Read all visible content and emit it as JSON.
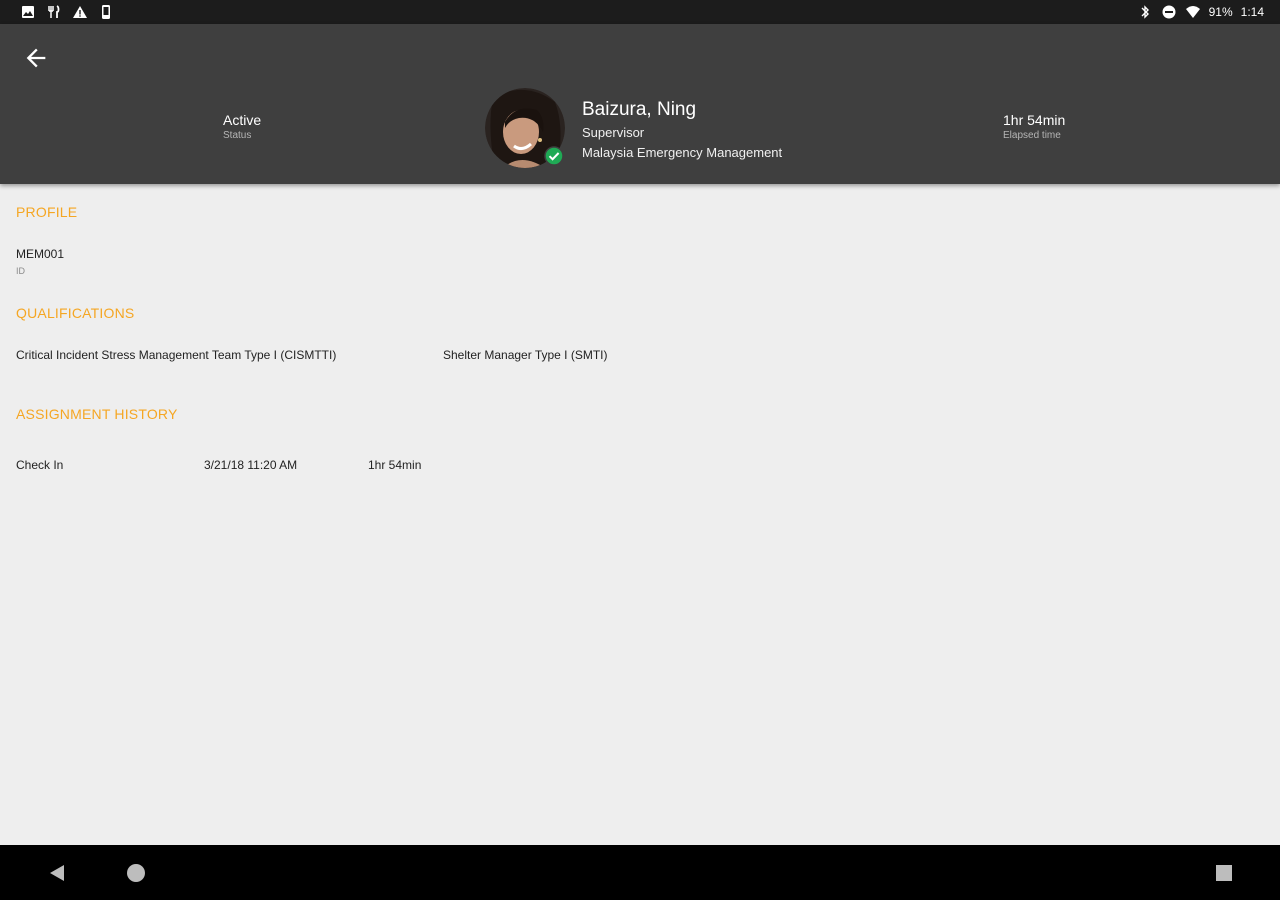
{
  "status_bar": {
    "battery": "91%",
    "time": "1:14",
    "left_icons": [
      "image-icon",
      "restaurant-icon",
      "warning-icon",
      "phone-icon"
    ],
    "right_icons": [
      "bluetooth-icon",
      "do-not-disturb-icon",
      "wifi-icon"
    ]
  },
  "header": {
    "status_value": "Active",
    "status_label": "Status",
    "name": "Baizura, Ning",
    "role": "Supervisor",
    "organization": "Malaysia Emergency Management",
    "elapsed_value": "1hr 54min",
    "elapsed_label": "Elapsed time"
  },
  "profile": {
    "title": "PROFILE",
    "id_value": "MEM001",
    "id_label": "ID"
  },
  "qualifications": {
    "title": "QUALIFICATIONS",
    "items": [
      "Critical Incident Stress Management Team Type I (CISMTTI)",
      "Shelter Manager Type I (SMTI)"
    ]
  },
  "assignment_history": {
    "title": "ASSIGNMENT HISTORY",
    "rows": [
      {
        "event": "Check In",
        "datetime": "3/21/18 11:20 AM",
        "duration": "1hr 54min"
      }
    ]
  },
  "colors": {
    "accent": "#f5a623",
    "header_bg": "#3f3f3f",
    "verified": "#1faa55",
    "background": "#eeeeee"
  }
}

────

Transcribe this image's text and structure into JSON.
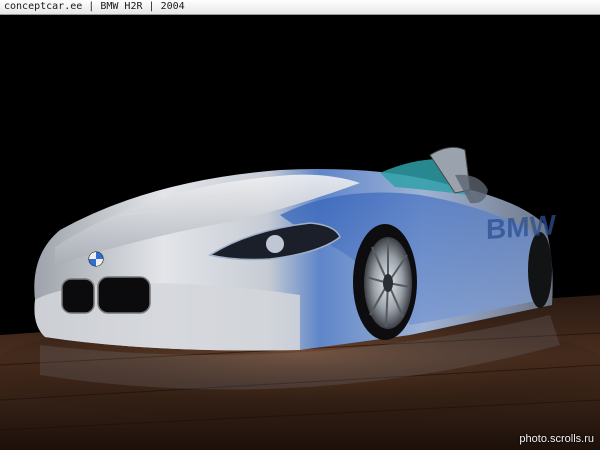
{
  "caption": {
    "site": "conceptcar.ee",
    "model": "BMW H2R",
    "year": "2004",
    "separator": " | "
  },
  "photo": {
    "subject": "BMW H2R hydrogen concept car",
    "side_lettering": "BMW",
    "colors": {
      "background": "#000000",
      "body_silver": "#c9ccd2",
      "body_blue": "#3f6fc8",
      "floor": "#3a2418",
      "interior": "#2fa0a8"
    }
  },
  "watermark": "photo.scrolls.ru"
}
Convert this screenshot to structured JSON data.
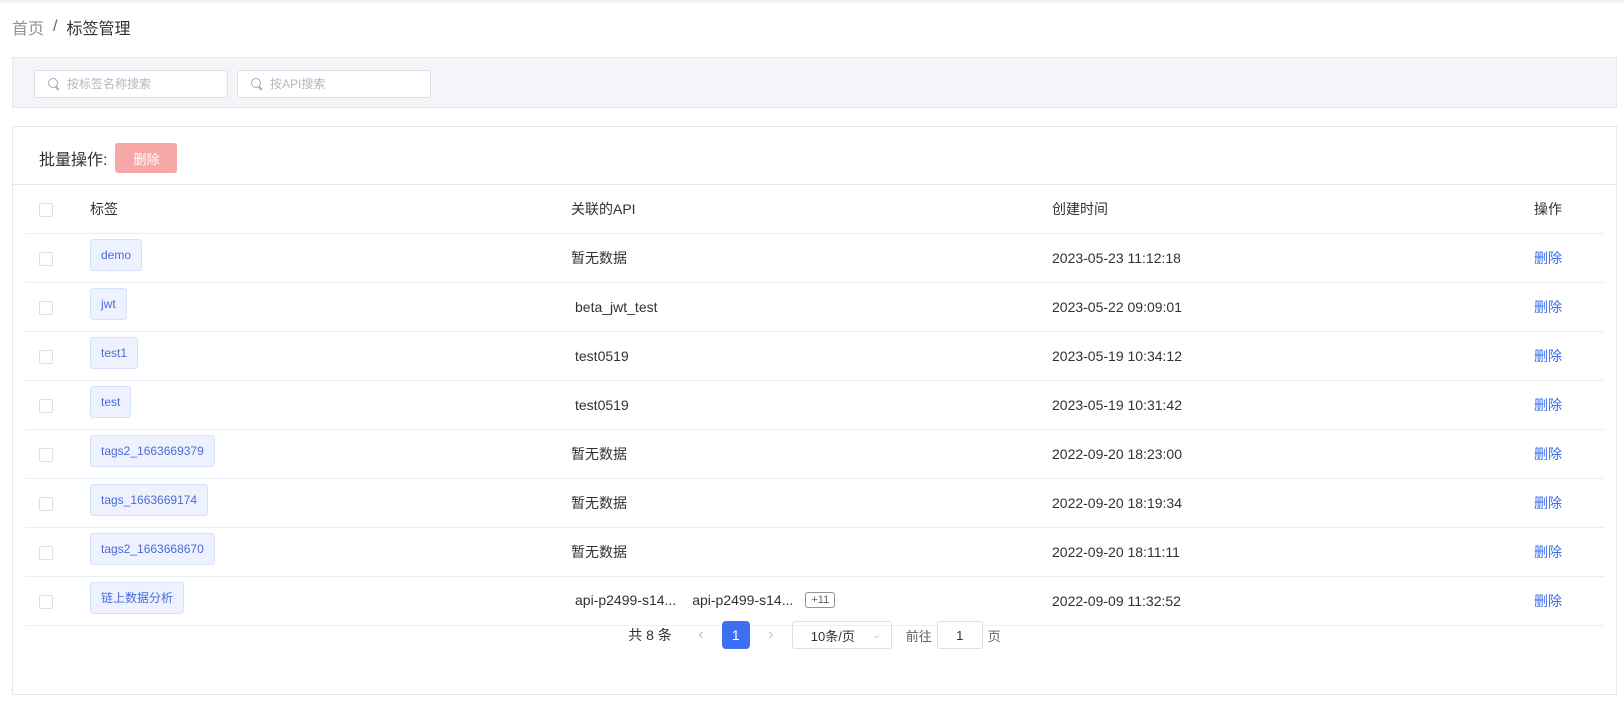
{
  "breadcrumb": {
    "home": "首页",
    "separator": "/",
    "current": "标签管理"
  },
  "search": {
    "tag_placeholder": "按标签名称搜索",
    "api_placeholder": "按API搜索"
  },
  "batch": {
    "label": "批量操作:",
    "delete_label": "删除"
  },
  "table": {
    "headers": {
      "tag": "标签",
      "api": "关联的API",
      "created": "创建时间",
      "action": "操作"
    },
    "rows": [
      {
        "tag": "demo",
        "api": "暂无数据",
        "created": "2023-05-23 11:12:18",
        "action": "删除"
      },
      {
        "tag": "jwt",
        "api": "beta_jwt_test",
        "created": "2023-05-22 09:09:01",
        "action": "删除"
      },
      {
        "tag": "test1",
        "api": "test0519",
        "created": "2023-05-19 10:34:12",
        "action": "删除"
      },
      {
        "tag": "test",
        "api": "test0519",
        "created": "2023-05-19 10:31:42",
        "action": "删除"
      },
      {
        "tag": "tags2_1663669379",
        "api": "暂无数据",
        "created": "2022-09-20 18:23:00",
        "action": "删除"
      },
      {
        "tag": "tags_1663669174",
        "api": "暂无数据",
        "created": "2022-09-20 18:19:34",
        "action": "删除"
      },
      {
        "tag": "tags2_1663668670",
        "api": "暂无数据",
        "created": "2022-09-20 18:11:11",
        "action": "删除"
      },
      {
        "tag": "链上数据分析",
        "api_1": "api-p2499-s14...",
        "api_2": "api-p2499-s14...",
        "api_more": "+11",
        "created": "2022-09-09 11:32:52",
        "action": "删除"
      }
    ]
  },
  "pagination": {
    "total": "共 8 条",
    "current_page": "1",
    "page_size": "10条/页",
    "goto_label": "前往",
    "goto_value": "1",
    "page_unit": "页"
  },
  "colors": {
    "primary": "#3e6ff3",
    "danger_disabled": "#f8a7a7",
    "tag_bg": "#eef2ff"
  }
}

────

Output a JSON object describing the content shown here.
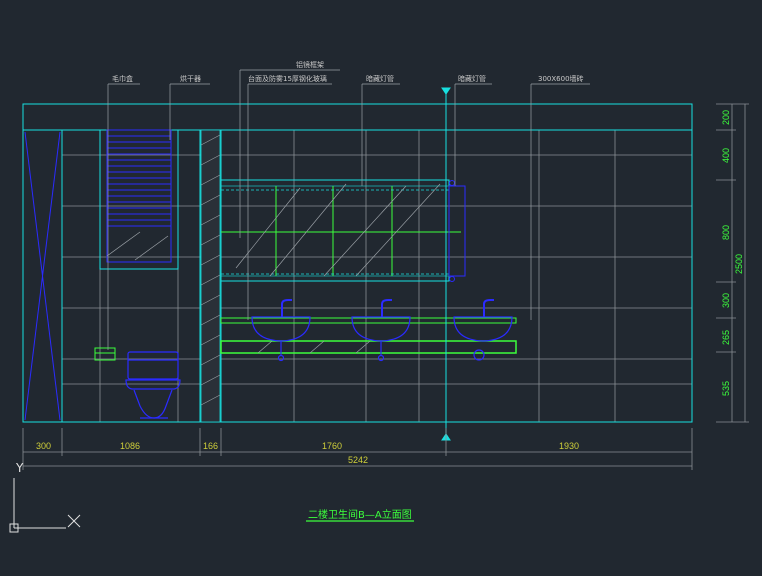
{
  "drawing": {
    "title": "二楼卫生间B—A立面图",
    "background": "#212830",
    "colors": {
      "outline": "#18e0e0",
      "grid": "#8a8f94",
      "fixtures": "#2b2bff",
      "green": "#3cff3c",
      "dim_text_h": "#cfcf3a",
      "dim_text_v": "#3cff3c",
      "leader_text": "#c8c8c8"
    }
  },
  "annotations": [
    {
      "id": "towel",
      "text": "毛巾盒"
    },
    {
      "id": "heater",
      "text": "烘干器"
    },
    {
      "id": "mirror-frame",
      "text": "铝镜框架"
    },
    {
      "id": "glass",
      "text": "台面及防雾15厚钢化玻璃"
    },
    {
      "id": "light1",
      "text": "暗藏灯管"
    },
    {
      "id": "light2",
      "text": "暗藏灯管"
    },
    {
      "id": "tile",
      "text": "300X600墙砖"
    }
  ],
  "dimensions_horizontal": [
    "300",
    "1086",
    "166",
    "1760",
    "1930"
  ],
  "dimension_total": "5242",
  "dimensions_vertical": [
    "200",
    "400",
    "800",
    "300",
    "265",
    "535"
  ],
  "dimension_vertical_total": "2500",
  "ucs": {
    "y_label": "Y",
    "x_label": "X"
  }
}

────

### What is needed
Report the number of lines above that contain the word "Type", and only that number.

### Solution to this task
2